GIVEN PASSAGE =>
[PATCH bpf-next v2 0/3] BPF signature hash chains

KP Singh kpsingh at kernel.org
Fri Oct 3 16:59:41 UTC 2025 

On Thu, Oct 2, 2025 at 10:01 PM Blaise Boscaccy
<bboscaccy at linux.microsoft.com> wrote:
>
> KP Singh <kpsingh at kernel.org> writes:
>
> > On Wed, Oct 1, 2025 at 11:37 PM Paul Moore <paul at paul-moore.com> wrote:
> >>
> >
> > [...]
> >
>
> [...]
>
> I am confident that Paul will address your remaining points. However, I
> would like to clarify a few factual inaccuracies outlined below.
>
> >
> > Blaise's implementation fails on any modern BPF programs since
> > programs use more than one map, BTF information and kernel functions.
> >
>
> If you read the patch series you'd see that it supports verification of
> any number of maps. If you've identified an issue with map verification,
> please share the details and I’ll address it.

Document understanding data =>
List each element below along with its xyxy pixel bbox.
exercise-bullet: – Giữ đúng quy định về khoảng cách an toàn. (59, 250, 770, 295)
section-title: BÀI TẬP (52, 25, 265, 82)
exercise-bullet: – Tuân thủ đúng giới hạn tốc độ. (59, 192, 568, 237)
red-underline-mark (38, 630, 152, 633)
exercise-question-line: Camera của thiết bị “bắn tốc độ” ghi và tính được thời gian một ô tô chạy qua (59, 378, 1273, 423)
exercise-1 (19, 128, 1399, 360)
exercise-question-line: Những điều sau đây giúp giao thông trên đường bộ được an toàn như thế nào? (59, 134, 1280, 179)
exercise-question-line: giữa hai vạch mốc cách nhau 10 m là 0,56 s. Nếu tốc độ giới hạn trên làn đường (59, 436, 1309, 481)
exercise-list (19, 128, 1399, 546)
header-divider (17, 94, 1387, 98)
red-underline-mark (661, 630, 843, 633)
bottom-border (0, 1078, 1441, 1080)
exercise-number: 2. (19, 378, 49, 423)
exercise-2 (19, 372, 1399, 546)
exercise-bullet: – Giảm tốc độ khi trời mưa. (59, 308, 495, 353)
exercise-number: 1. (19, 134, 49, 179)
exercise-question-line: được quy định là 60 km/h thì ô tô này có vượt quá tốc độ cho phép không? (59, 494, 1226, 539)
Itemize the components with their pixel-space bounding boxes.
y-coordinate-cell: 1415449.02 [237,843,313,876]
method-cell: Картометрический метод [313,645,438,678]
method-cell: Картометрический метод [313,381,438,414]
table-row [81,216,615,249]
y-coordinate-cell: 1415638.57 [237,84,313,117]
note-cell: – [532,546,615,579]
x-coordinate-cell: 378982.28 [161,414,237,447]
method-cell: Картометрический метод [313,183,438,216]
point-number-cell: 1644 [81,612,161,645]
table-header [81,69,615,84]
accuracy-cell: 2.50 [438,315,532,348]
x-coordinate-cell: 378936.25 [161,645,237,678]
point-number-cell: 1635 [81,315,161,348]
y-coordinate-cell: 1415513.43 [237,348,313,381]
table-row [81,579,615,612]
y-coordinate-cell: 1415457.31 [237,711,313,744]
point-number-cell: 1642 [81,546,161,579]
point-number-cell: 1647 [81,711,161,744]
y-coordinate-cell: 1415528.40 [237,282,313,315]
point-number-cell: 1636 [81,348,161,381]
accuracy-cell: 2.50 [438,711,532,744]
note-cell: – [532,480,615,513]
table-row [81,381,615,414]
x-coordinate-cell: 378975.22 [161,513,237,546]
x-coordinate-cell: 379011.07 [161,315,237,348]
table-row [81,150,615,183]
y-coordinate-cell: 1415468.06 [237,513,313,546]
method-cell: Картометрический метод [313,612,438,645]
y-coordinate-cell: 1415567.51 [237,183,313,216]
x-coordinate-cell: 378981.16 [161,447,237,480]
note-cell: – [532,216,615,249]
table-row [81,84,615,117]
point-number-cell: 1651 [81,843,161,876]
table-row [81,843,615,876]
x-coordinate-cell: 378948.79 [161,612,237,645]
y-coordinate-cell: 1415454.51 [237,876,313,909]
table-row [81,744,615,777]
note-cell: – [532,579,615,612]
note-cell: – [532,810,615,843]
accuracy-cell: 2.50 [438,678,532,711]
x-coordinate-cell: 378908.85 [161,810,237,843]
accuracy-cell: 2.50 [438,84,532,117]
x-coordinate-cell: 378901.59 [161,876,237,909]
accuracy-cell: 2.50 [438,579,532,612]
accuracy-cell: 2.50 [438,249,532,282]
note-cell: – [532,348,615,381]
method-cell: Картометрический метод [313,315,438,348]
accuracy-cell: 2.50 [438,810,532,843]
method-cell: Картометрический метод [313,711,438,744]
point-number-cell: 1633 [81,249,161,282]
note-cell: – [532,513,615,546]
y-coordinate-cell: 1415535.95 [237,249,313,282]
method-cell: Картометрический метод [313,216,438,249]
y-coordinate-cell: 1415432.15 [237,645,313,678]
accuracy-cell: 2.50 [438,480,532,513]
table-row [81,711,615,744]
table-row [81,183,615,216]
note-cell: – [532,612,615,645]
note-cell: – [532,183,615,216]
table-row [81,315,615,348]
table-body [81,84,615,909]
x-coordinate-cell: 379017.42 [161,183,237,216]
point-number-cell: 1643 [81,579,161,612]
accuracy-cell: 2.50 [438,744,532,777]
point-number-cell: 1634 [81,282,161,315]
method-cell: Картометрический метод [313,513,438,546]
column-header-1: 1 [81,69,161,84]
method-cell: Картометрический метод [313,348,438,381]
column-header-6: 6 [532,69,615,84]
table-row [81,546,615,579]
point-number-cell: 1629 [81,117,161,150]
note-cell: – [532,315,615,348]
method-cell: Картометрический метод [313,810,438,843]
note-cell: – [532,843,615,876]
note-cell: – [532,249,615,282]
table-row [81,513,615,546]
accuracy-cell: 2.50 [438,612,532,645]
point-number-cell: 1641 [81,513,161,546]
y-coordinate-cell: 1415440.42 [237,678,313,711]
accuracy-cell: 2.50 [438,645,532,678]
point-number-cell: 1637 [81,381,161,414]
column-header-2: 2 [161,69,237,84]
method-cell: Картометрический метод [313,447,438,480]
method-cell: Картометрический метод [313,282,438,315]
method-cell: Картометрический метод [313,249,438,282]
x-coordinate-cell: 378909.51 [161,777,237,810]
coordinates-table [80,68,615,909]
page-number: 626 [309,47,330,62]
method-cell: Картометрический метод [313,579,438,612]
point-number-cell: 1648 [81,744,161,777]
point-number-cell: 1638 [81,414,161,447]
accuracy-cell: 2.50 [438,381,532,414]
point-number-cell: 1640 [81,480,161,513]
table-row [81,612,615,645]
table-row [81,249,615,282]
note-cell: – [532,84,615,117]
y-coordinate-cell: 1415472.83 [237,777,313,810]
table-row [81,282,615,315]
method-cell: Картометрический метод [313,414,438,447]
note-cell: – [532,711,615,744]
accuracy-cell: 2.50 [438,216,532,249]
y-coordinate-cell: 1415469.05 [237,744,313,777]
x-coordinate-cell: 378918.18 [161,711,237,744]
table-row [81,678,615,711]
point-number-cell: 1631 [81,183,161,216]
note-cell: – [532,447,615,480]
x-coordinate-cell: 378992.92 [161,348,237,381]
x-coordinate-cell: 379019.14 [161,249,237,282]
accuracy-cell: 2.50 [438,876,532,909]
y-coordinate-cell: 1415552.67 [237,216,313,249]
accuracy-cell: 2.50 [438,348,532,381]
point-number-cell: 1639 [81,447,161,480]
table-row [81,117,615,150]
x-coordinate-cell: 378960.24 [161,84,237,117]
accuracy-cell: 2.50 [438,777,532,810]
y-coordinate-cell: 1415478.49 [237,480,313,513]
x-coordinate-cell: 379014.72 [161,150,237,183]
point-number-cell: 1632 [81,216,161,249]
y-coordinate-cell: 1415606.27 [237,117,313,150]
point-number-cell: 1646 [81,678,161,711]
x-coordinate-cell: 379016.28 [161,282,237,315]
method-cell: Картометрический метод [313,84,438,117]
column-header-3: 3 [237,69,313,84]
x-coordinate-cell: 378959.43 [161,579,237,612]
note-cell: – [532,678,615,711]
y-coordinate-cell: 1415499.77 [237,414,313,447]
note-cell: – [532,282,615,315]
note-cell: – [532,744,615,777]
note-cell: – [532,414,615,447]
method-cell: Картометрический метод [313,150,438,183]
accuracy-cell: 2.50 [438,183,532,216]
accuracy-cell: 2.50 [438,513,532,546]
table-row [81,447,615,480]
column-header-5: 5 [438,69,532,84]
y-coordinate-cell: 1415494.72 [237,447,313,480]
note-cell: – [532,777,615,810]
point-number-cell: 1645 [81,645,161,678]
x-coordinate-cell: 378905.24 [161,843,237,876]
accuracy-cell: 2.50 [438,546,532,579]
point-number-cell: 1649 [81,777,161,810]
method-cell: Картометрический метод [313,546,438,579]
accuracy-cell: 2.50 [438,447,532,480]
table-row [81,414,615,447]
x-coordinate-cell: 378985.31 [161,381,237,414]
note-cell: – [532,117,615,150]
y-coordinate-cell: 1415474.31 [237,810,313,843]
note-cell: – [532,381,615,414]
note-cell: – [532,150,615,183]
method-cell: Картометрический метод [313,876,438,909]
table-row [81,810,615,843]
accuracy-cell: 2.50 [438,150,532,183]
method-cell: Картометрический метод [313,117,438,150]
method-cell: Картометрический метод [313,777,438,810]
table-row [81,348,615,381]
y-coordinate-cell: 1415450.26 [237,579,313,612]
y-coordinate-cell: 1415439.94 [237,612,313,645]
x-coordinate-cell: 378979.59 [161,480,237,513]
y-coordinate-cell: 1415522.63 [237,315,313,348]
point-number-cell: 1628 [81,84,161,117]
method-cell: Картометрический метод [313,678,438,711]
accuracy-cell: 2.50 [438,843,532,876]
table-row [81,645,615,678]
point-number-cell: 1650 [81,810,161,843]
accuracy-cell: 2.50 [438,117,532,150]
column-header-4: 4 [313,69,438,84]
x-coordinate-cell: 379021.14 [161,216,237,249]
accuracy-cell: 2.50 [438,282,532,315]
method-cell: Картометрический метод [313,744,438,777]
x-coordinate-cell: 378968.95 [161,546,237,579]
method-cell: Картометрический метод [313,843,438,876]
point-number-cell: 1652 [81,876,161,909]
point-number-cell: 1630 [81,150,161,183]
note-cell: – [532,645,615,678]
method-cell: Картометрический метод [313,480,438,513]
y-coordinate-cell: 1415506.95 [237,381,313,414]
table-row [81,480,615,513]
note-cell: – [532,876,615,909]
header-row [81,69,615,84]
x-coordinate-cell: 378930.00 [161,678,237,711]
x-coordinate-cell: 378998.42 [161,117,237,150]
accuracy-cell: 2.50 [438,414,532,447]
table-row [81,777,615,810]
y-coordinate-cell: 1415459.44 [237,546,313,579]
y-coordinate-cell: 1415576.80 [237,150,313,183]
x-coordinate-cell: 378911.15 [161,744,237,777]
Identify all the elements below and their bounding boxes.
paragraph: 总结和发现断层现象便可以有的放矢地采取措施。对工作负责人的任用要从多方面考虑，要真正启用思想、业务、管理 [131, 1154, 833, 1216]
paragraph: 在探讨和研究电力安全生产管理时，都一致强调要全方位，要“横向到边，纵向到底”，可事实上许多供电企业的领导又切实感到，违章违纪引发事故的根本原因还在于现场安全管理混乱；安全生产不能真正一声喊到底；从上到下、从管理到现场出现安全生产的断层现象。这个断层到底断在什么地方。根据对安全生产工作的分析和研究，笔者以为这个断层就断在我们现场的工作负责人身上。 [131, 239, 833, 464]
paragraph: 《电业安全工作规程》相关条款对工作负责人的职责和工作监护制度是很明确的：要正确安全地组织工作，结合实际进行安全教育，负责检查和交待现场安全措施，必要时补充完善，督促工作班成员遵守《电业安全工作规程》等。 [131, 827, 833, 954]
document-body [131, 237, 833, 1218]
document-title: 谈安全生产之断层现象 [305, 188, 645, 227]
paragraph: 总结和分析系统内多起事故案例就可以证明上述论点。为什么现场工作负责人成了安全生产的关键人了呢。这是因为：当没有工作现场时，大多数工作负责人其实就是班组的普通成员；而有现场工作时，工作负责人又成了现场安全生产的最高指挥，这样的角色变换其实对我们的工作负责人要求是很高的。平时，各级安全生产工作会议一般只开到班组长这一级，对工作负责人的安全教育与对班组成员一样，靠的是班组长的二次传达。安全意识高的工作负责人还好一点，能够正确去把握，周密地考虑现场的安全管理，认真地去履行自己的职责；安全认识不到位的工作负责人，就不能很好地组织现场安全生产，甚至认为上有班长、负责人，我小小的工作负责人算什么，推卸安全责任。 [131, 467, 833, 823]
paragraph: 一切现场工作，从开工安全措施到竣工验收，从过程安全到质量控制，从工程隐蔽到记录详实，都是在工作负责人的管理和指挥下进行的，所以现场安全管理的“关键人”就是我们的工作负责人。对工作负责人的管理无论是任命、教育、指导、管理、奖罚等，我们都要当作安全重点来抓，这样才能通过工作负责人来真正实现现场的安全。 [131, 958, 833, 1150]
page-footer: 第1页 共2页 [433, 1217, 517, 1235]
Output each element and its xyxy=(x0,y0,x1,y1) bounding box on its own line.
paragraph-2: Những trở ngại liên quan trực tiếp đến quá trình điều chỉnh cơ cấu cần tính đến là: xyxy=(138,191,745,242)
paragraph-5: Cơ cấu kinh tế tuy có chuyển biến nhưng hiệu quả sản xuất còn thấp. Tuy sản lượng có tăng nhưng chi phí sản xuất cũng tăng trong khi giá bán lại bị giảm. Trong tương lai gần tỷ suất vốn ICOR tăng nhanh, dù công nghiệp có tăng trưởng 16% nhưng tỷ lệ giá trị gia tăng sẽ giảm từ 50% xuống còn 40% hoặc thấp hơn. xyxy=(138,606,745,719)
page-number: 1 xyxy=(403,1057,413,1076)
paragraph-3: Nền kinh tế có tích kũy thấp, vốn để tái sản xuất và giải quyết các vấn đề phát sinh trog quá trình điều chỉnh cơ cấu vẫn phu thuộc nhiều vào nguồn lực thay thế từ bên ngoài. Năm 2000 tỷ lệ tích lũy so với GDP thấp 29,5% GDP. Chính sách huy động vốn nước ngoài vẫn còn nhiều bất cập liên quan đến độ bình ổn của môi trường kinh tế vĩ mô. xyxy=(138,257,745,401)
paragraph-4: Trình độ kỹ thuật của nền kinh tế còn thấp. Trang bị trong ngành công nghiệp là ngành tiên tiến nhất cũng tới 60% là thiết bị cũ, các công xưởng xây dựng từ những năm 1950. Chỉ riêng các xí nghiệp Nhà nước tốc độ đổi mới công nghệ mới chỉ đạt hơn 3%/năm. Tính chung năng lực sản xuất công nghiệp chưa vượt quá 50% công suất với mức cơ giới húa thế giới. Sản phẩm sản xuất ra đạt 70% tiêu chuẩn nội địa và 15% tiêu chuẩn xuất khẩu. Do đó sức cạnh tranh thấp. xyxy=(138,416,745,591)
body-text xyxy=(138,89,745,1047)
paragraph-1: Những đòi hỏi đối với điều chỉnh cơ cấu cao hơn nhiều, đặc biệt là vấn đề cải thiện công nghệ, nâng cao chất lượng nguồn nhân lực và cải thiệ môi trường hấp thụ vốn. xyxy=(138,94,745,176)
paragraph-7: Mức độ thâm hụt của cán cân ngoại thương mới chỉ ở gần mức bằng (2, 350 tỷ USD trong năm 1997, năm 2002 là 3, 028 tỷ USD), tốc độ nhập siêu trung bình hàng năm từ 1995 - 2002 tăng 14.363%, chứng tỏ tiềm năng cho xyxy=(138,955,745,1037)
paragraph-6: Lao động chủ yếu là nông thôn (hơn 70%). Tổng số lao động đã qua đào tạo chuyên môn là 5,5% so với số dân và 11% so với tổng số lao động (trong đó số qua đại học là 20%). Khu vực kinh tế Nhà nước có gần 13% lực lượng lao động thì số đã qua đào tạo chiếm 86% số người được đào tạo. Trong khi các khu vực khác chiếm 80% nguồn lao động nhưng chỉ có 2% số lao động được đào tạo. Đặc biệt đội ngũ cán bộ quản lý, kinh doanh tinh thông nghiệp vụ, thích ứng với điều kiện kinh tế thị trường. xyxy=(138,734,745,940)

TRY IT => Pick up the email thread on BPF signature hash chains after its last sentence and carry it forward.

YOUR RESPONSE =>
>

I am sorry but this does not work, the UAPI here is

+ /* Pointer to a buffer containing the maps used in the signature
+ * hash chain of the BPF program.
+ */
+ __aligned_u64   signature_maps;
+ /* Size of the signature maps buffer. */
+ __u32 signature_maps_size;

This needs to be generically applicable and it's not, What happens if
the program is not a loader program / when the instruction buffer is
stable?

If you really want the property that all of the content is signed and
verified within the kernel, please explore approaches to make the
instruction buffer stable or feel free to deny any programs that do
relocations at load time for whatever "strict" security policy that
you want to implement.

Please stop pursuing this extension as it adds cruft to the UAPI
that's too specific, encodes the hash chain in the kernel and we won't
need in the future.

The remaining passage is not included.